##### Exercise data
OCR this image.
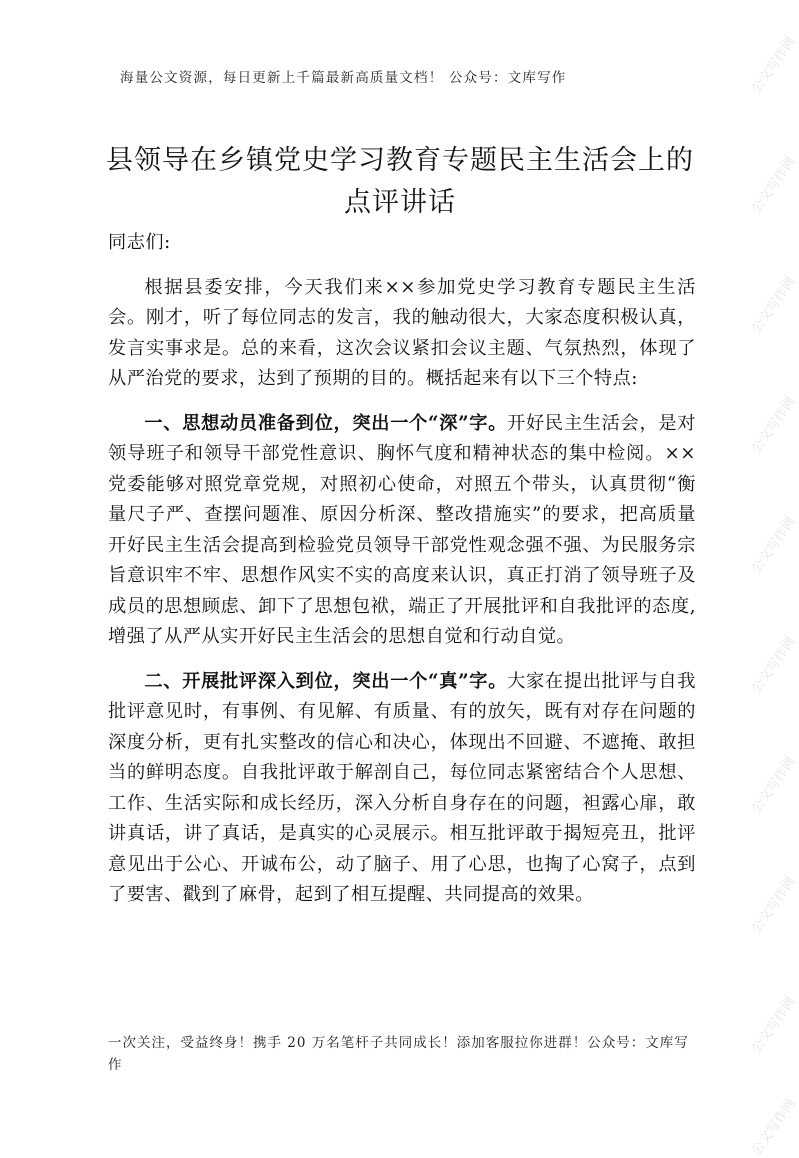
公文写作网
公文写作网
公文写作网
公文写作网
公文写作网
公文写作网
公文写作网
公文写作网
公文写作网
公文写作网
海量公文资源，每日更新上千篇最新高质量文档！ 公众号：文库写作
县领导在乡镇党史学习教育专题民主生活会上的点评讲话

同志们:

根据县委安排，今天我们来××参加党史学习教育专题民主生活会。刚才，听了每位同志的发言，我的触动很大，大家态度积极认真，发言实事求是。总的来看，这次会议紧扣会议主题、气氛热烈，体现了从严治党的要求，达到了预期的目的。概括起来有以下三个特点:

一、思想动员准备到位，突出一个“深”字。开好民主生活会，是对领导班子和领导干部党性意识、胸怀气度和精神状态的集中检阅。××党委能够对照党章党规，对照初心使命，对照五个带头，认真贯彻“衡量尺子严、查摆问题准、原因分析深、整改措施实”的要求，把高质量开好民主生活会提高到检验党员领导干部党性观念强不强、为民服务宗旨意识牢不牢、思想作风实不实的高度来认识，真正打消了领导班子及成员的思想顾虑、卸下了思想包袱，端正了开展批评和自我批评的态度,增强了从严从实开好民主生活会的思想自觉和行动自觉。

二、开展批评深入到位，突出一个“真”字。大家在提出批评与自我批评意见时，有事例、有见解、有质量、有的放矢，既有对存在问题的深度分析，更有扎实整改的信心和决心，体现出不回避、不遮掩、敢担当的鲜明态度。自我批评敢于解剖自己，每位同志紧密结合个人思想、工作、生活实际和成长经历，深入分析自身存在的问题，袒露心扉，敢讲真话，讲了真话，是真实的心灵展示。相互批评敢于揭短亮丑，批评意见出于公心、开诚布公，动了脑子、用了心思，也掏了心窝子，点到了要害、戳到了麻骨，起到了相互提醒、共同提高的效果。

一次关注，受益终身！携手 20 万名笔杆子共同成长！添加客服拉你进群！公众号：文库写作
##########
**Goal of the exercise:** Extract, from the listing above, every line where the string "文库写作" occurs.

**Task answer:**
海量公文资源，每日更新上千篇最新高质量文档！ 公众号：文库写作
一次关注，受益终身！携手 20 万名笔杆子共同成长！添加客服拉你进群！公众号：文库写作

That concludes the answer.